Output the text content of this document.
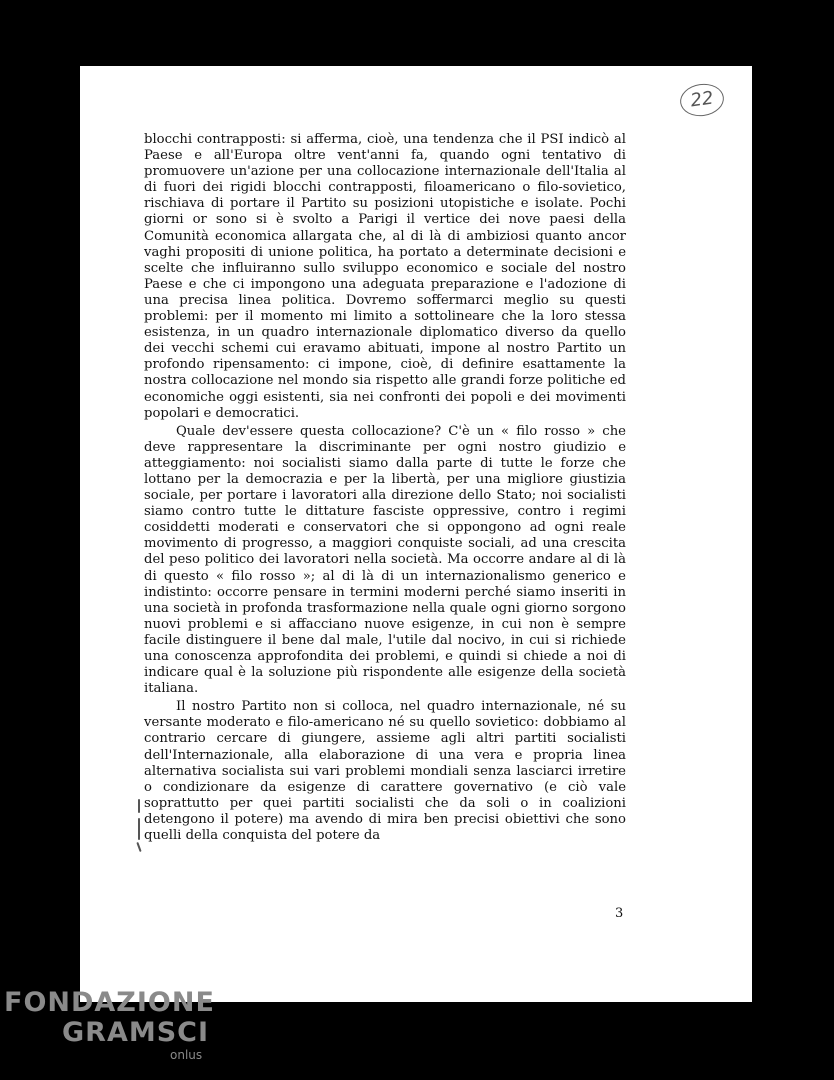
22

blocchi contrapposti: si afferma, cioè, una tendenza che il PSI indicò al Paese e all'Europa oltre vent'anni fa, quando ogni tentativo di promuovere un'azione per una collocazione internazionale dell'Italia al di fuori dei rigidi blocchi contrapposti, filoamericano o filo-sovietico, rischiava di portare il Partito su posizioni utopistiche e isolate. Pochi giorni or sono si è svolto a Parigi il vertice dei nove paesi della Comunità economica allargata che, al di là di ambiziosi quanto ancor vaghi propositi di unione politica, ha portato a determinate decisioni e scelte che influiranno sullo sviluppo economico e sociale del nostro Paese e che ci impongono una adeguata preparazione e l'adozione di una precisa linea politica. Dovremo soffermarci meglio su questi problemi: per il momento mi limito a sottolineare che la loro stessa esistenza, in un quadro internazionale diplomatico diverso da quello dei vecchi schemi cui eravamo abituati, impone al nostro Partito un profondo ripensamento: ci impone, cioè, di definire esattamente la nostra collocazione nel mondo sia rispetto alle grandi forze politiche ed economiche oggi esistenti, sia nei confronti dei popoli e dei movimenti popolari e democratici.

Quale dev'essere questa collocazione? C'è un « filo rosso » che deve rappresentare la discriminante per ogni nostro giudizio e atteggiamento: noi socialisti siamo dalla parte di tutte le forze che lottano per la democrazia e per la libertà, per una migliore giustizia sociale, per portare i lavoratori alla direzione dello Stato; noi socialisti siamo contro tutte le dittature fasciste oppressive, contro i regimi cosiddetti moderati e conservatori che si oppongono ad ogni reale movimento di progresso, a maggiori conquiste sociali, ad una crescita del peso politico dei lavoratori nella società. Ma occorre andare al di là di questo « filo rosso »; al di là di un internazionalismo generico e indistinto: occorre pensare in termini moderni perché siamo inseriti in una società in profonda trasformazione nella quale ogni giorno sorgono nuovi problemi e si affacciano nuove esigenze, in cui non è sempre facile distinguere il bene dal male, l'utile dal nocivo, in cui si richiede una conoscenza approfondita dei problemi, e quindi si chiede a noi di indicare qual è la soluzione più rispondente alle esigenze della società italiana.

Il nostro Partito non si colloca, nel quadro internazionale, né su versante moderato e filo-americano né su quello sovietico: dobbiamo al contrario cercare di giungere, assieme agli altri partiti socialisti dell'Internazionale, alla elaborazione di una vera e propria linea alternativa socialista sui vari problemi mondiali senza lasciarci irretire o condizionare da esigenze di carattere governativo (e ciò vale soprattutto per quei partiti socialisti che da soli o in coalizioni detengono il potere) ma avendo di mira ben precisi obiettivi che sono quelli della conquista del potere da

3
FONDAZIONE
GRAMSCI
onlus
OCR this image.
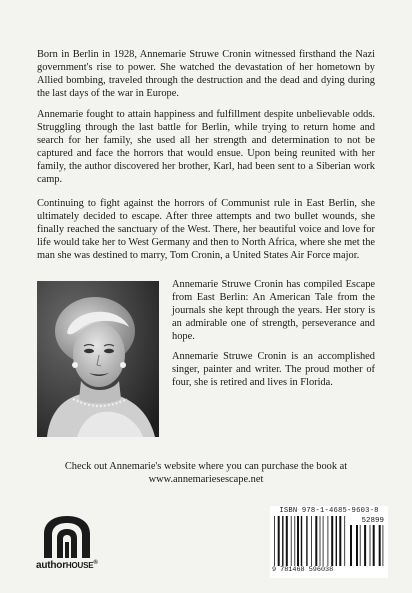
Born in Berlin in 1928, Annemarie Struwe Cronin witnessed firsthand the Nazi government's rise to power. She watched the devastation of her hometown by Allied bombing, traveled through the destruction and the dead and dying during the last days of the war in Europe.

Annemarie fought to attain happiness and fulfillment despite unbelievable odds. Struggling through the last battle for Berlin, while trying to return home and search for her family, she used all her strength and determination to not be captured and face the horrors that would ensue. Upon being reunited with her family, the author discovered her brother, Karl, had been sent to a Siberian work camp.

Continuing to fight against the horrors of Communist rule in East Berlin, she ultimately decided to escape. After three attempts and two bullet wounds, she finally reached the sanctuary of the West. There, her beautiful voice and love for life would take her to West Germany and then to North Africa, where she met the man she was destined to marry, Tom Cronin, a United States Air Force major.

Annemarie Struwe Cronin has compiled Escape from East Berlin: An American Tale from the journals she kept through the years. Her story is an admirable one of strength, perseverance and hope.

Annemarie Struwe Cronin is an accomplished singer, painter and writer. The proud mother of four, she is retired and lives in Florida.

Check out Annemarie's website where you can purchase the book at
www.annemariesescape.net
authorHOUSE®
ISBN 978-1-4685-9603-8
52899
9 781468 596038
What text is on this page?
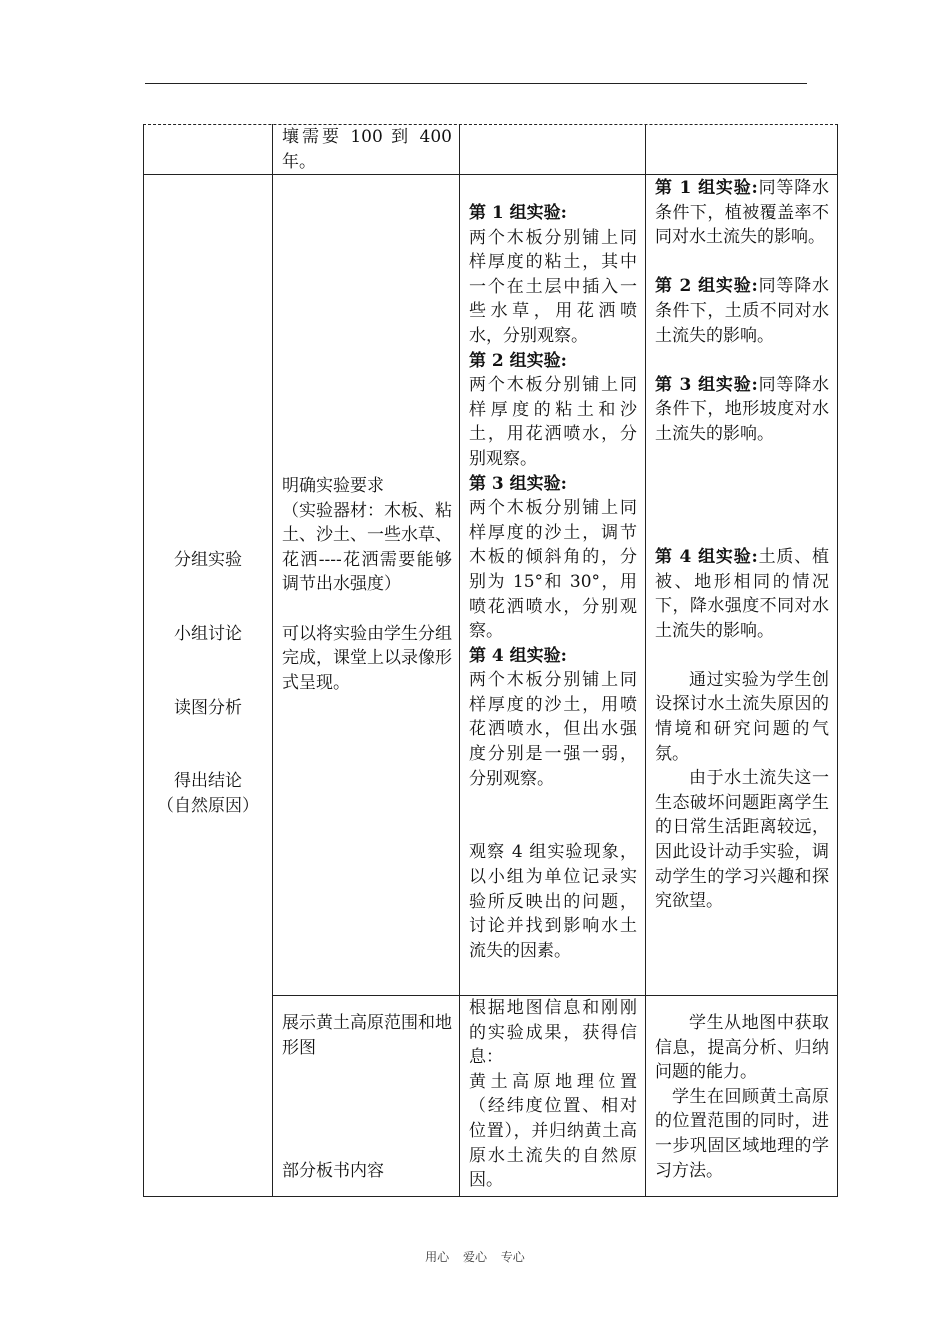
壤需要 100 到 400 年。

分组实验

小组讨论

读图分析

得出结论

（自然原因）

明确实验要求

（实验器材：木板、粘土、沙土、一些水草、花洒----花洒需要能够调节出水强度）

可以将实验由学生分组完成，课堂上以录像形式呈现。

第 1 组实验:

两个木板分别铺上同样厚度的粘土，其中一个在土层中插入一些水草，用花洒喷水，分别观察。

第 2 组实验:

两个木板分别铺上同样厚度的粘土和沙土，用花洒喷水，分别观察。

第 3 组实验:

两个木板分别铺上同样厚度的沙土，调节木板的倾斜角的，分别为 15°和 30°，用喷花洒喷水，分别观察。

第 4 组实验:

两个木板分别铺上同样厚度的沙土，用喷花洒喷水，但出水强度分别是一强一弱，分别观察。

观察 4 组实验现象，以小组为单位记录实验所反映出的问题，讨论并找到影响水土流失的因素。

第 1 组实验:同等降水条件下，植被覆盖率不同对水土流失的影响。

第 2 组实验:同等降水条件下，土质不同对水土流失的影响。

第 3 组实验:同等降水条件下，地形坡度对水土流失的影响。

第 4 组实验:土质、植被、地形相同的情况下，降水强度不同对水土流失的影响。

通过实验为学生创设探讨水土流失原因的情境和研究问题的气氛。

由于水土流失这一生态破坏问题距离学生的日常生活距离较远，因此设计动手实验，调动学生的学习兴趣和探究欲望。

展示黄土高原范围和地形图

部分板书内容

根据地图信息和刚刚的实验成果，获得信息：

黄土高原地理位置（经纬度位置、相对位置），并归纳黄土高原水土流失的自然原因。

学生从地图中获取信息，提高分析、归纳问题的能力。

学生在回顾黄土高原的位置范围的同时，进一步巩固区域地理的学习方法。

用心 爱心 专心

- - -

Leaving out every picture, copy exactly the lines from the one that contains "What text is on this page?" through the end of the entries above.

What text is on this page?
壤需要 100 到 400 年。

分组实验

小组讨论

读图分析

得出结论

（自然原因）

明确实验要求

（实验器材：木板、粘土、沙土、一些水草、花洒----花洒需要能够调节出水强度）

可以将实验由学生分组完成，课堂上以录像形式呈现。

第 1 组实验:

两个木板分别铺上同样厚度的粘土，其中一个在土层中插入一些水草，用花洒喷水，分别观察。

第 2 组实验:

两个木板分别铺上同样厚度的粘土和沙土，用花洒喷水，分别观察。

第 3 组实验:

两个木板分别铺上同样厚度的沙土，调节木板的倾斜角的，分别为 15°和 30°，用喷花洒喷水，分别观察。

第 4 组实验:

两个木板分别铺上同样厚度的沙土，用喷花洒喷水，但出水强度分别是一强一弱，分别观察。

观察 4 组实验现象，以小组为单位记录实验所反映出的问题，讨论并找到影响水土流失的因素。

第 1 组实验:同等降水条件下，植被覆盖率不同对水土流失的影响。

第 2 组实验:同等降水条件下，土质不同对水土流失的影响。

第 3 组实验:同等降水条件下，地形坡度对水土流失的影响。

第 4 组实验:土质、植被、地形相同的情况下，降水强度不同对水土流失的影响。

通过实验为学生创设探讨水土流失原因的情境和研究问题的气氛。

由于水土流失这一生态破坏问题距离学生的日常生活距离较远，因此设计动手实验，调动学生的学习兴趣和探究欲望。

展示黄土高原范围和地形图

部分板书内容

根据地图信息和刚刚的实验成果，获得信息：

黄土高原地理位置（经纬度位置、相对位置），并归纳黄土高原水土流失的自然原因。

学生从地图中获取信息，提高分析、归纳问题的能力。

学生在回顾黄土高原的位置范围的同时，进一步巩固区域地理的学习方法。

用心 爱心 专心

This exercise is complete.